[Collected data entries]

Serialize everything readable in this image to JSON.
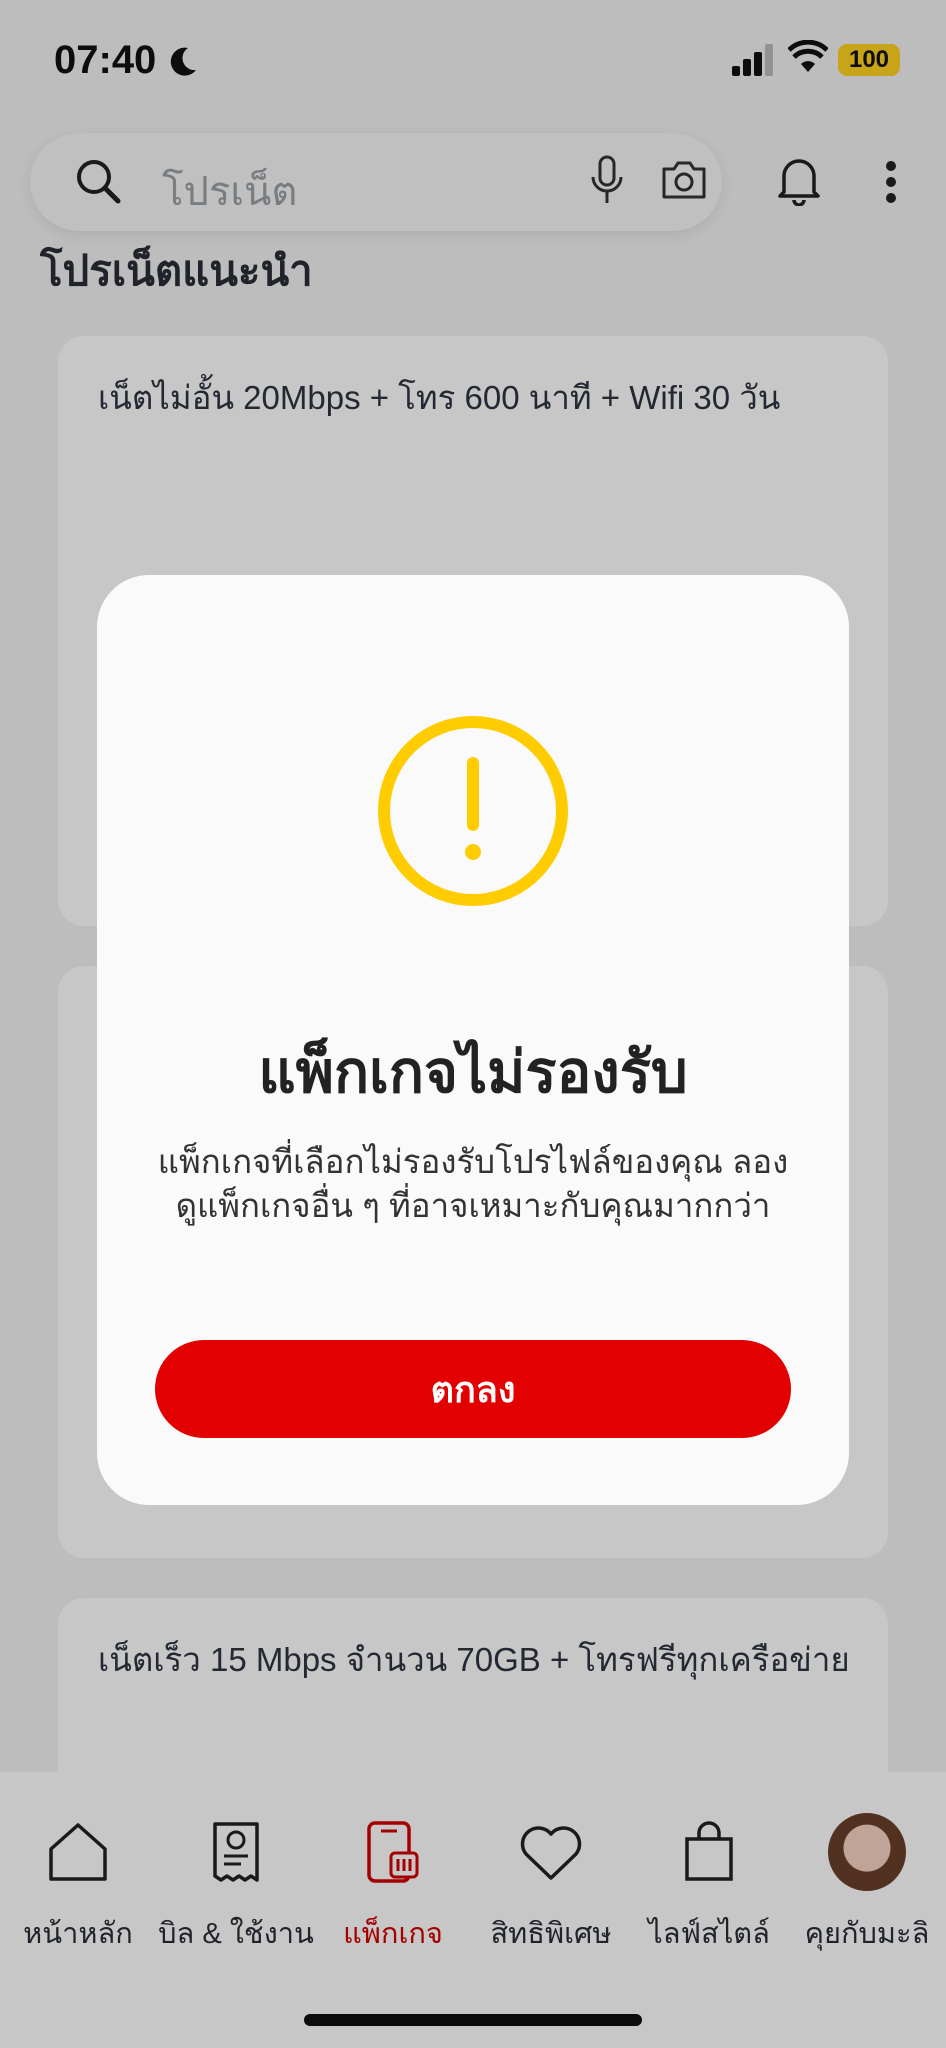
{
  "status_bar": {
    "time": "07:40",
    "battery": "100"
  },
  "search": {
    "placeholder": "โปรเน็ต"
  },
  "section": {
    "title": "โปรเน็ตแนะนำ"
  },
  "cards": [
    {
      "title": "เน็ตไม่อั้น 20Mbps + โทร 600 นาที + Wifi 30 วัน"
    },
    {
      "title": ""
    },
    {
      "title": "เน็ตเร็ว 15 Mbps จำนวน 70GB  + โทรฟรีทุกเครือข่าย"
    }
  ],
  "nav": [
    {
      "label": "หน้าหลัก",
      "icon": "home-icon"
    },
    {
      "label": "บิล & ใช้งาน",
      "icon": "bill-icon"
    },
    {
      "label": "แพ็กเกจ",
      "icon": "package-icon",
      "active": true
    },
    {
      "label": "สิทธิพิเศษ",
      "icon": "heart-icon"
    },
    {
      "label": "ไลฟ์สไตล์",
      "icon": "shopping-bag-icon"
    },
    {
      "label": "คุยกับมะลิ",
      "icon": "avatar"
    }
  ],
  "modal": {
    "title": "แพ็กเกจไม่รองรับ",
    "message": "แพ็กเกจที่เลือกไม่รองรับโปรไฟล์ของคุณ ลองดูแพ็กเกจอื่น ๆ ที่อาจเหมาะกับคุณมากกว่า",
    "button": "ตกลง",
    "icon": "warning-icon"
  },
  "colors": {
    "accent": "#e30000",
    "warning": "#ffcc00"
  }
}
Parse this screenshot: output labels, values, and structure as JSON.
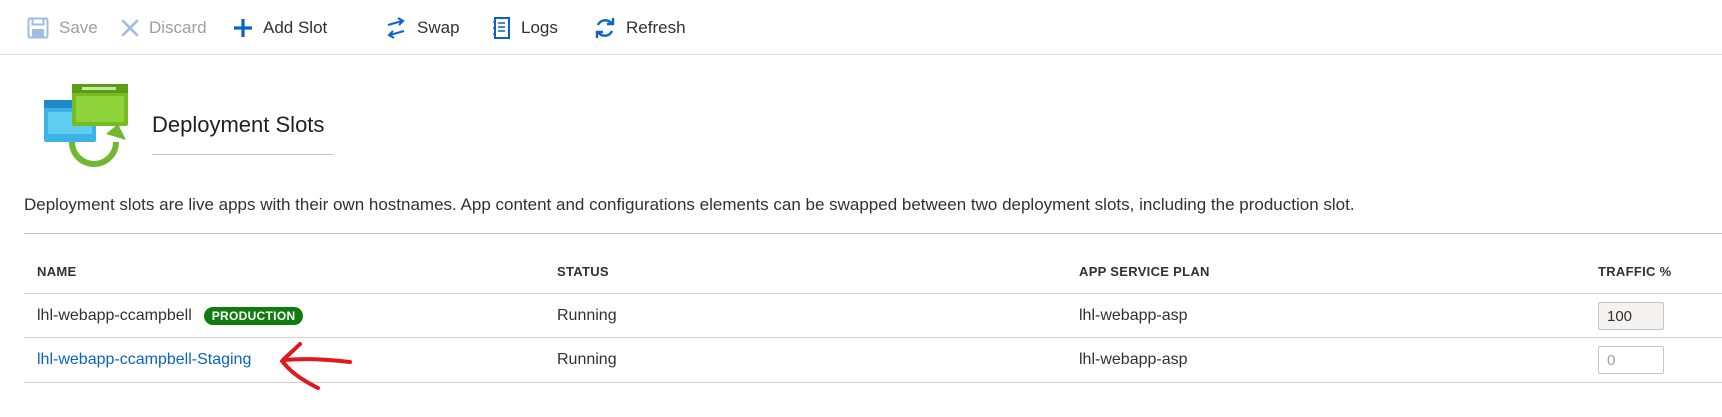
{
  "toolbar": {
    "save": {
      "label": "Save",
      "icon": "save-icon"
    },
    "discard": {
      "label": "Discard",
      "icon": "close-icon"
    },
    "add_slot": {
      "label": "Add Slot",
      "icon": "plus-icon"
    },
    "swap": {
      "label": "Swap",
      "icon": "swap-icon"
    },
    "logs": {
      "label": "Logs",
      "icon": "notebook-icon"
    },
    "refresh": {
      "label": "Refresh",
      "icon": "refresh-icon"
    }
  },
  "header": {
    "title": "Deployment Slots",
    "icon": "deployment-slots-icon"
  },
  "description": "Deployment slots are live apps with their own hostnames. App content and configurations elements can be swapped between two deployment slots, including the production slot.",
  "table": {
    "columns": [
      "NAME",
      "STATUS",
      "APP SERVICE PLAN",
      "TRAFFIC %"
    ],
    "rows": [
      {
        "name": "lhl-webapp-ccampbell",
        "badge": "PRODUCTION",
        "status": "Running",
        "plan": "lhl-webapp-asp",
        "traffic": "100",
        "traffic_placeholder": ""
      },
      {
        "name": "lhl-webapp-ccampbell-Staging",
        "badge": "",
        "status": "Running",
        "plan": "lhl-webapp-asp",
        "traffic": "",
        "traffic_placeholder": "0"
      }
    ]
  },
  "colors": {
    "accent": "#0b63c4",
    "production_badge": "#107c10",
    "annotation_arrow": "#e0191b"
  }
}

_WHAT THE TASK REQUIRES_: Retype all entries exactly as they appear, dropping the images.

_WORKED SOLUTION_:
Serialize everything readable in this image to JSON.
{
  "status_bar": {
    "time": "07:40",
    "battery": "100"
  },
  "search": {
    "placeholder": "โปรเน็ต"
  },
  "section": {
    "title": "โปรเน็ตแนะนำ"
  },
  "cards": [
    {
      "title": "เน็ตไม่อั้น 20Mbps + โทร 600 นาที + Wifi 30 วัน"
    },
    {
      "title": ""
    },
    {
      "title": "เน็ตเร็ว 15 Mbps จำนวน 70GB  + โทรฟรีทุกเครือข่าย"
    }
  ],
  "nav": [
    {
      "label": "หน้าหลัก",
      "icon": "home-icon"
    },
    {
      "label": "บิล & ใช้งาน",
      "icon": "bill-icon"
    },
    {
      "label": "แพ็กเกจ",
      "icon": "package-icon",
      "active": true
    },
    {
      "label": "สิทธิพิเศษ",
      "icon": "heart-icon"
    },
    {
      "label": "ไลฟ์สไตล์",
      "icon": "shopping-bag-icon"
    },
    {
      "label": "คุยกับมะลิ",
      "icon": "avatar"
    }
  ],
  "modal": {
    "title": "แพ็กเกจไม่รองรับ",
    "message": "แพ็กเกจที่เลือกไม่รองรับโปรไฟล์ของคุณ ลองดูแพ็กเกจอื่น ๆ ที่อาจเหมาะกับคุณมากกว่า",
    "button": "ตกลง",
    "icon": "warning-icon"
  },
  "colors": {
    "accent": "#e30000",
    "warning": "#ffcc00"
  }
}
Parse this screenshot: output labels, values, and structure as JSON.
{
  "toolbar": {
    "save": {
      "label": "Save",
      "icon": "save-icon"
    },
    "discard": {
      "label": "Discard",
      "icon": "close-icon"
    },
    "add_slot": {
      "label": "Add Slot",
      "icon": "plus-icon"
    },
    "swap": {
      "label": "Swap",
      "icon": "swap-icon"
    },
    "logs": {
      "label": "Logs",
      "icon": "notebook-icon"
    },
    "refresh": {
      "label": "Refresh",
      "icon": "refresh-icon"
    }
  },
  "header": {
    "title": "Deployment Slots",
    "icon": "deployment-slots-icon"
  },
  "description": "Deployment slots are live apps with their own hostnames. App content and configurations elements can be swapped between two deployment slots, including the production slot.",
  "table": {
    "columns": [
      "NAME",
      "STATUS",
      "APP SERVICE PLAN",
      "TRAFFIC %"
    ],
    "rows": [
      {
        "name": "lhl-webapp-ccampbell",
        "badge": "PRODUCTION",
        "status": "Running",
        "plan": "lhl-webapp-asp",
        "traffic": "100",
        "traffic_placeholder": ""
      },
      {
        "name": "lhl-webapp-ccampbell-Staging",
        "badge": "",
        "status": "Running",
        "plan": "lhl-webapp-asp",
        "traffic": "",
        "traffic_placeholder": "0"
      }
    ]
  },
  "colors": {
    "accent": "#0b63c4",
    "production_badge": "#107c10",
    "annotation_arrow": "#e0191b"
  }
}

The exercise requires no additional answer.